GOAL: From the entries below, report how many lines contain the string "налогов". Give only that number.

[Begin STORED ROWS]

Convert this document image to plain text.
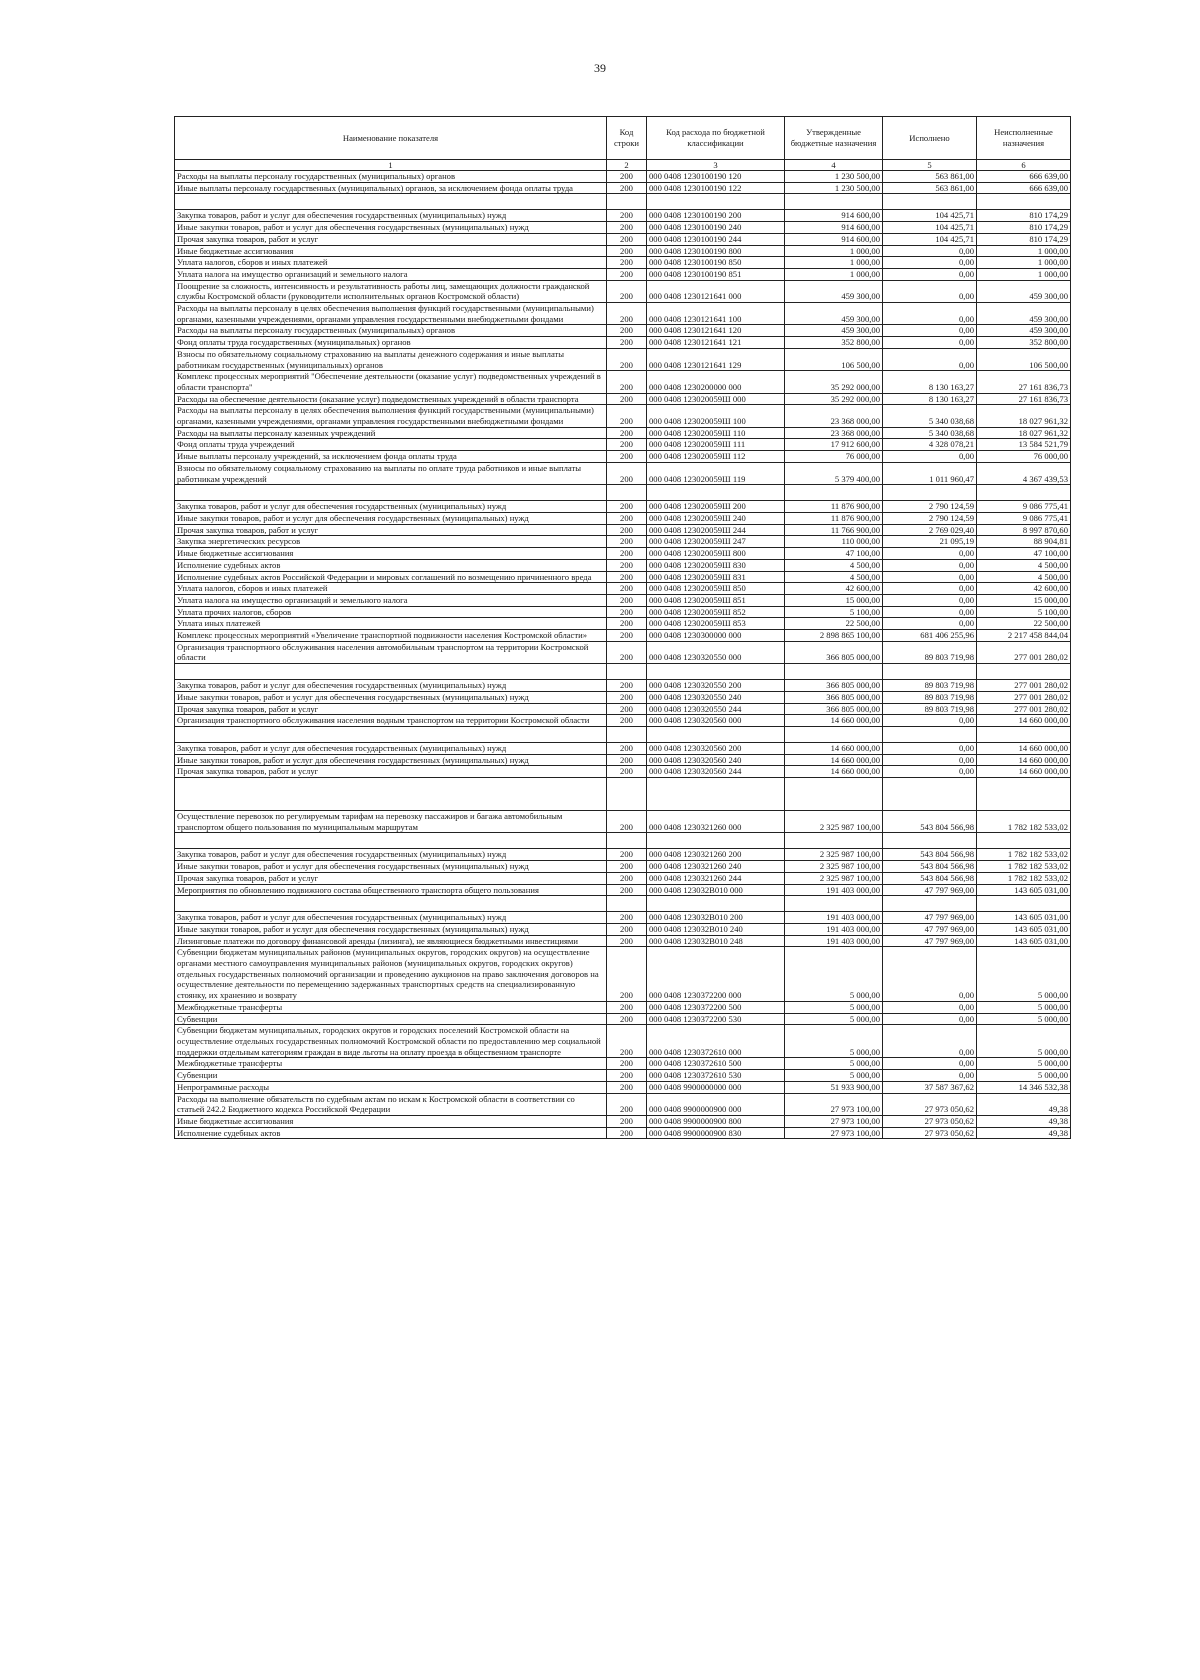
39
Наименование показателя	Код строки	Код расхода по бюджетной классификации	Утвержденные бюджетные назначения	Исполнено	Неисполненные назначения
1	2	3	4	5	6
Расходы на выплаты персоналу государственных (муниципальных) органов	200	000 0408 1230100190 120	1 230 500,00	563 861,00	666 639,00
Иные выплаты персоналу государственных (муниципальных) органов, за исключением фонда оплаты труда	200	000 0408 1230100190 122	1 230 500,00	563 861,00	666 639,00

Закупка товаров, работ и услуг для обеспечения государственных (муниципальных) нужд	200	000 0408 1230100190 200	914 600,00	104 425,71	810 174,29
Иные закупки товаров, работ и услуг для обеспечения государственных (муниципальных) нужд	200	000 0408 1230100190 240	914 600,00	104 425,71	810 174,29
Прочая закупка товаров, работ и услуг	200	000 0408 1230100190 244	914 600,00	104 425,71	810 174,29
Иные бюджетные ассигнования	200	000 0408 1230100190 800	1 000,00	0,00	1 000,00
Уплата налогов, сборов и иных платежей	200	000 0408 1230100190 850	1 000,00	0,00	1 000,00
Уплата налога на имущество организаций и земельного налога	200	000 0408 1230100190 851	1 000,00	0,00	1 000,00
Поощрение за сложность, интенсивность и результативность работы лиц, замещающих должности гражданской службы Костромской области (руководители исполнительных органов Костромской области)	200	000 0408 1230121641 000	459 300,00	0,00	459 300,00
Расходы на выплаты персоналу в целях обеспечения выполнения функций государственными (муниципальными) органами, казенными учреждениями, органами управления государственными внебюджетными фондами	200	000 0408 1230121641 100	459 300,00	0,00	459 300,00
Расходы на выплаты персоналу государственных (муниципальных) органов	200	000 0408 1230121641 120	459 300,00	0,00	459 300,00
Фонд оплаты труда государственных (муниципальных) органов	200	000 0408 1230121641 121	352 800,00	0,00	352 800,00
Взносы по обязательному социальному страхованию на выплаты денежного содержания и иные выплаты работникам государственных (муниципальных) органов	200	000 0408 1230121641 129	106 500,00	0,00	106 500,00
Комплекс процессных мероприятий "Обеспечение деятельности (оказание услуг) подведомственных учреждений в области транспорта"	200	000 0408 1230200000 000	35 292 000,00	8 130 163,27	27 161 836,73
Расходы на обеспечение деятельности (оказание услуг) подведомственных учреждений в области транспорта	200	000 0408 123020059Ш 000	35 292 000,00	8 130 163,27	27 161 836,73
Расходы на выплаты персоналу в целях обеспечения выполнения функций государственными (муниципальными) органами, казенными учреждениями, органами управления государственными внебюджетными фондами	200	000 0408 123020059Ш 100	23 368 000,00	5 340 038,68	18 027 961,32
Расходы на выплаты персоналу казенных учреждений	200	000 0408 123020059Ш 110	23 368 000,00	5 340 038,68	18 027 961,32
Фонд оплаты труда учреждений	200	000 0408 123020059Ш 111	17 912 600,00	4 328 078,21	13 584 521,79
Иные выплаты персоналу учреждений, за исключением фонда оплаты труда	200	000 0408 123020059Ш 112	76 000,00	0,00	76 000,00
Взносы по обязательному социальному страхованию на выплаты по оплате труда работников и иные выплаты работникам учреждений	200	000 0408 123020059Ш 119	5 379 400,00	1 011 960,47	4 367 439,53

Закупка товаров, работ и услуг для обеспечения государственных (муниципальных) нужд	200	000 0408 123020059Ш 200	11 876 900,00	2 790 124,59	9 086 775,41
Иные закупки товаров, работ и услуг для обеспечения государственных (муниципальных) нужд	200	000 0408 123020059Ш 240	11 876 900,00	2 790 124,59	9 086 775,41
Прочая закупка товаров, работ и услуг	200	000 0408 123020059Ш 244	11 766 900,00	2 769 029,40	8 997 870,60
Закупка энергетических ресурсов	200	000 0408 123020059Ш 247	110 000,00	21 095,19	88 904,81
Иные бюджетные ассигнования	200	000 0408 123020059Ш 800	47 100,00	0,00	47 100,00
Исполнение судебных актов	200	000 0408 123020059Ш 830	4 500,00	0,00	4 500,00
Исполнение судебных актов Российской Федерации и мировых соглашений по возмещению причиненного вреда	200	000 0408 123020059Ш 831	4 500,00	0,00	4 500,00
Уплата налогов, сборов и иных платежей	200	000 0408 123020059Ш 850	42 600,00	0,00	42 600,00
Уплата налога на имущество организаций и земельного налога	200	000 0408 123020059Ш 851	15 000,00	0,00	15 000,00
Уплата прочих налогов, сборов	200	000 0408 123020059Ш 852	5 100,00	0,00	5 100,00
Уплата иных платежей	200	000 0408 123020059Ш 853	22 500,00	0,00	22 500,00
Комплекс процессных мероприятий «Увеличение транспортной подвижности населения Костромской области»	200	000 0408 1230300000 000	2 898 865 100,00	681 406 255,96	2 217 458 844,04
Организация транспортного обслуживания населения автомобильным транспортом на территории Костромской области	200	000 0408 1230320550 000	366 805 000,00	89 803 719,98	277 001 280,02

Закупка товаров, работ и услуг для обеспечения государственных (муниципальных) нужд	200	000 0408 1230320550 200	366 805 000,00	89 803 719,98	277 001 280,02
Иные закупки товаров, работ и услуг для обеспечения государственных (муниципальных) нужд	200	000 0408 1230320550 240	366 805 000,00	89 803 719,98	277 001 280,02
Прочая закупка товаров, работ и услуг	200	000 0408 1230320550 244	366 805 000,00	89 803 719,98	277 001 280,02
Организация транспортного обслуживания населения водным транспортом на территории Костромской области	200	000 0408 1230320560 000	14 660 000,00	0,00	14 660 000,00

Закупка товаров, работ и услуг для обеспечения государственных (муниципальных) нужд	200	000 0408 1230320560 200	14 660 000,00	0,00	14 660 000,00
Иные закупки товаров, работ и услуг для обеспечения государственных (муниципальных) нужд	200	000 0408 1230320560 240	14 660 000,00	0,00	14 660 000,00
Прочая закупка товаров, работ и услуг	200	000 0408 1230320560 244	14 660 000,00	0,00	14 660 000,00

Осуществление перевозок по регулируемым тарифам на перевозку пассажиров и багажа автомобильным транспортом общего пользования по муниципальным маршрутам	200	000 0408 1230321260 000	2 325 987 100,00	543 804 566,98	1 782 182 533,02

Закупка товаров, работ и услуг для обеспечения государственных (муниципальных) нужд	200	000 0408 1230321260 200	2 325 987 100,00	543 804 566,98	1 782 182 533,02
Иные закупки товаров, работ и услуг для обеспечения государственных (муниципальных) нужд	200	000 0408 1230321260 240	2 325 987 100,00	543 804 566,98	1 782 182 533,02
Прочая закупка товаров, работ и услуг	200	000 0408 1230321260 244	2 325 987 100,00	543 804 566,98	1 782 182 533,02
Мероприятия по обновлению подвижного состава общественного транспорта общего пользования	200	000 0408 123032В010 000	191 403 000,00	47 797 969,00	143 605 031,00

Закупка товаров, работ и услуг для обеспечения государственных (муниципальных) нужд	200	000 0408 123032В010 200	191 403 000,00	47 797 969,00	143 605 031,00
Иные закупки товаров, работ и услуг для обеспечения государственных (муниципальных) нужд	200	000 0408 123032В010 240	191 403 000,00	47 797 969,00	143 605 031,00
Лизинговые платежи по договору финансовой аренды (лизинга), не являющиеся бюджетными инвестициями	200	000 0408 123032В010 248	191 403 000,00	47 797 969,00	143 605 031,00
Субвенции бюджетам муниципальных районов (муниципальных округов, городских округов) на осуществление органами местного самоуправления муниципальных районов (муниципальных округов, городских округов) отдельных государственных полномочий организации и проведению аукционов на право заключения договоров на осуществление деятельности по перемещению задержанных транспортных средств на специализированную стоянку, их хранению и возврату	200	000 0408 1230372200 000	5 000,00	0,00	5 000,00
Межбюджетные трансферты	200	000 0408 1230372200 500	5 000,00	0,00	5 000,00
Субвенции	200	000 0408 1230372200 530	5 000,00	0,00	5 000,00
Субвенции бюджетам муниципальных, городских округов и городских поселений Костромской области на осуществление отдельных государственных полномочий Костромской области по предоставлению мер социальной поддержки отдельным категориям граждан в виде льготы на оплату проезда в общественном транспорте	200	000 0408 1230372610 000	5 000,00	0,00	5 000,00
Межбюджетные трансферты	200	000 0408 1230372610 500	5 000,00	0,00	5 000,00
Субвенции	200	000 0408 1230372610 530	5 000,00	0,00	5 000,00
Непрограммные расходы	200	000 0408 9900000000 000	51 933 900,00	37 587 367,62	14 346 532,38
Расходы на выполнение обязательств по судебным актам по искам к Костромской области в соответствии со статьей 242.2 Бюджетного кодекса Российской Федерации	200	000 0408 9900000900 000	27 973 100,00	27 973 050,62	49,38
Иные бюджетные ассигнования	200	000 0408 9900000900 800	27 973 100,00	27 973 050,62	49,38
Исполнение судебных актов	200	000 0408 9900000900 830	27 973 100,00	27 973 050,62	49,38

[End STORED ROWS]

SOLUTION BELOW: 3